Leave out the pictures and repeat every record exactly.
*** PROVIDED RECORDS ***
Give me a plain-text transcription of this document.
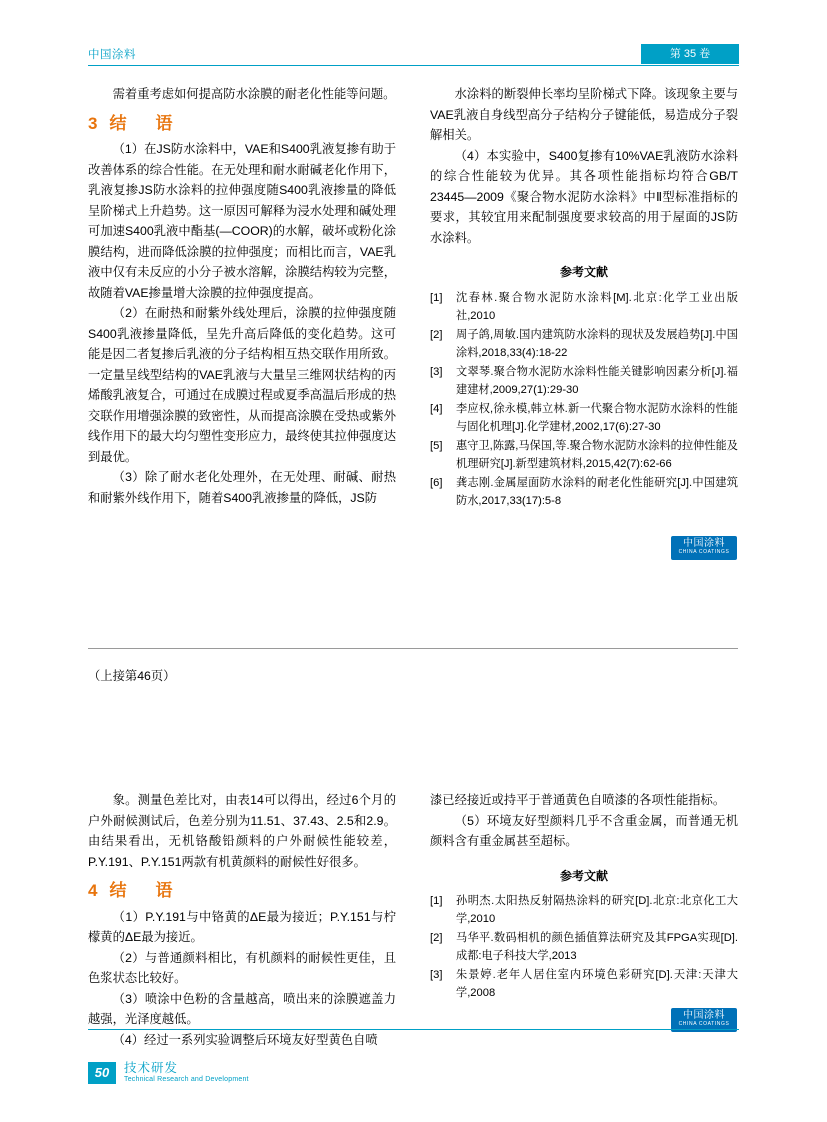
中国涂料	第 35 卷

需着重考虑如何提高防水涂膜的耐老化性能等问题。

3 结　语

（1）在JS防水涂料中，VAE和S400乳液复掺有助于改善体系的综合性能。在无处理和耐水耐碱老化作用下，乳液复掺JS防水涂料的拉伸强度随S400乳液掺量的降低呈阶梯式上升趋势。这一原因可解释为浸水处理和碱处理可加速S400乳液中酯基(—COOR)的水解，破坏或粉化涂膜结构，进而降低涂膜的拉伸强度；而相比而言，VAE乳液中仅有未反应的小分子被水溶解，涂膜结构较为完整，故随着VAE掺量增大涂膜的拉伸强度提高。

（2）在耐热和耐紫外线处理后，涂膜的拉伸强度随S400乳液掺量降低，呈先升高后降低的变化趋势。这可能是因二者复掺后乳液的分子结构相互热交联作用所致。一定量呈线型结构的VAE乳液与大量呈三维网状结构的丙烯酸乳液复合，可通过在成膜过程或夏季高温后形成的热交联作用增强涂膜的致密性，从而提高涂膜在受热或紫外线作用下的最大均匀塑性变形应力，最终使其拉伸强度达到最优。

（3）除了耐水老化处理外，在无处理、耐碱、耐热和耐紫外线作用下，随着S400乳液掺量的降低，JS防

水涂料的断裂伸长率均呈阶梯式下降。该现象主要与VAE乳液自身线型高分子结构分子键能低，易造成分子裂解相关。

（4）本实验中，S400复掺有10%VAE乳液防水涂料的综合性能较为优异。其各项性能指标均符合GB/T 23445—2009《聚合物水泥防水涂料》中Ⅱ型标准指标的要求，其较宜用来配制强度要求较高的用于屋面的JS防水涂料。

参考文献
[1]	沈春林.聚合物水泥防水涂料[M].北京:化学工业出版社,2010
[2]	周子鸽,周敏.国内建筑防水涂料的现状及发展趋势[J].中国涂料,2018,33(4):18-22
[3]	文翠琴.聚合物水泥防水涂料性能关键影响因素分析[J].福建建材,2009,27(1):29-30
[4]	李应权,徐永模,韩立林.新一代聚合物水泥防水涂料的性能与固化机理[J].化学建材,2002,17(6):27-30
[5]	惠守卫,陈露,马保国,等.聚合物水泥防水涂料的拉伸性能及机理研究[J].新型建筑材料,2015,42(7):62-66
[6]	龚志刚.金属屋面防水涂料的耐老化性能研究[J].中国建筑防水,2017,33(17):5-8
中国涂料
CHINA COATINGS
（上接第46页）

象。测量色差比对，由表14可以得出，经过6个月的户外耐候测试后，色差分别为11.51、37.43、2.5和2.9。由结果看出，无机铬酸铅颜料的户外耐候性能较差，P.Y.191、P.Y.151两款有机黄颜料的耐候性好很多。

4 结　语

（1）P.Y.191与中铬黄的ΔE最为接近；P.Y.151与柠檬黄的ΔE最为接近。

（2）与普通颜料相比，有机颜料的耐候性更佳，且色浆状态比较好。

（3）喷涂中色粉的含量越高，喷出来的涂膜遮盖力越强，光泽度越低。

（4）经过一系列实验调整后环境友好型黄色自喷

漆已经接近或持平于普通黄色自喷漆的各项性能指标。

（5）环境友好型颜料几乎不含重金属，而普通无机颜料含有重金属甚至超标。

参考文献
[1]	孙明杰.太阳热反射隔热涂料的研究[D].北京:北京化工大学,2010
[2]	马华平.数码相机的颜色插值算法研究及其FPGA实现[D].成都:电子科技大学,2013
[3]	朱景婷.老年人居住室内环境色彩研究[D].天津:天津大学,2008
中国涂料
CHINA COATINGS
50	技术研发
Technical Research and Development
***
**FULL RESPONSE**
Give me a plain-text transcription of this document.
中国涂料	第 35 卷

需着重考虑如何提高防水涂膜的耐老化性能等问题。

3 结　语

（1）在JS防水涂料中，VAE和S400乳液复掺有助于改善体系的综合性能。在无处理和耐水耐碱老化作用下，乳液复掺JS防水涂料的拉伸强度随S400乳液掺量的降低呈阶梯式上升趋势。这一原因可解释为浸水处理和碱处理可加速S400乳液中酯基(—COOR)的水解，破坏或粉化涂膜结构，进而降低涂膜的拉伸强度；而相比而言，VAE乳液中仅有未反应的小分子被水溶解，涂膜结构较为完整，故随着VAE掺量增大涂膜的拉伸强度提高。

（2）在耐热和耐紫外线处理后，涂膜的拉伸强度随S400乳液掺量降低，呈先升高后降低的变化趋势。这可能是因二者复掺后乳液的分子结构相互热交联作用所致。一定量呈线型结构的VAE乳液与大量呈三维网状结构的丙烯酸乳液复合，可通过在成膜过程或夏季高温后形成的热交联作用增强涂膜的致密性，从而提高涂膜在受热或紫外线作用下的最大均匀塑性变形应力，最终使其拉伸强度达到最优。

（3）除了耐水老化处理外，在无处理、耐碱、耐热和耐紫外线作用下，随着S400乳液掺量的降低，JS防

水涂料的断裂伸长率均呈阶梯式下降。该现象主要与VAE乳液自身线型高分子结构分子键能低，易造成分子裂解相关。

（4）本实验中，S400复掺有10%VAE乳液防水涂料的综合性能较为优异。其各项性能指标均符合GB/T 23445—2009《聚合物水泥防水涂料》中Ⅱ型标准指标的要求，其较宜用来配制强度要求较高的用于屋面的JS防水涂料。

参考文献
[1]	沈春林.聚合物水泥防水涂料[M].北京:化学工业出版社,2010
[2]	周子鸽,周敏.国内建筑防水涂料的现状及发展趋势[J].中国涂料,2018,33(4):18-22
[3]	文翠琴.聚合物水泥防水涂料性能关键影响因素分析[J].福建建材,2009,27(1):29-30
[4]	李应权,徐永模,韩立林.新一代聚合物水泥防水涂料的性能与固化机理[J].化学建材,2002,17(6):27-30
[5]	惠守卫,陈露,马保国,等.聚合物水泥防水涂料的拉伸性能及机理研究[J].新型建筑材料,2015,42(7):62-66
[6]	龚志刚.金属屋面防水涂料的耐老化性能研究[J].中国建筑防水,2017,33(17):5-8
中国涂料
CHINA COATINGS
（上接第46页）

象。测量色差比对，由表14可以得出，经过6个月的户外耐候测试后，色差分别为11.51、37.43、2.5和2.9。由结果看出，无机铬酸铅颜料的户外耐候性能较差，P.Y.191、P.Y.151两款有机黄颜料的耐候性好很多。

4 结　语

（1）P.Y.191与中铬黄的ΔE最为接近；P.Y.151与柠檬黄的ΔE最为接近。

（2）与普通颜料相比，有机颜料的耐候性更佳，且色浆状态比较好。

（3）喷涂中色粉的含量越高，喷出来的涂膜遮盖力越强，光泽度越低。

（4）经过一系列实验调整后环境友好型黄色自喷

漆已经接近或持平于普通黄色自喷漆的各项性能指标。

（5）环境友好型颜料几乎不含重金属，而普通无机颜料含有重金属甚至超标。

参考文献
[1]	孙明杰.太阳热反射隔热涂料的研究[D].北京:北京化工大学,2010
[2]	马华平.数码相机的颜色插值算法研究及其FPGA实现[D].成都:电子科技大学,2013
[3]	朱景婷.老年人居住室内环境色彩研究[D].天津:天津大学,2008
中国涂料
CHINA COATINGS
50	技术研发
Technical Research and Development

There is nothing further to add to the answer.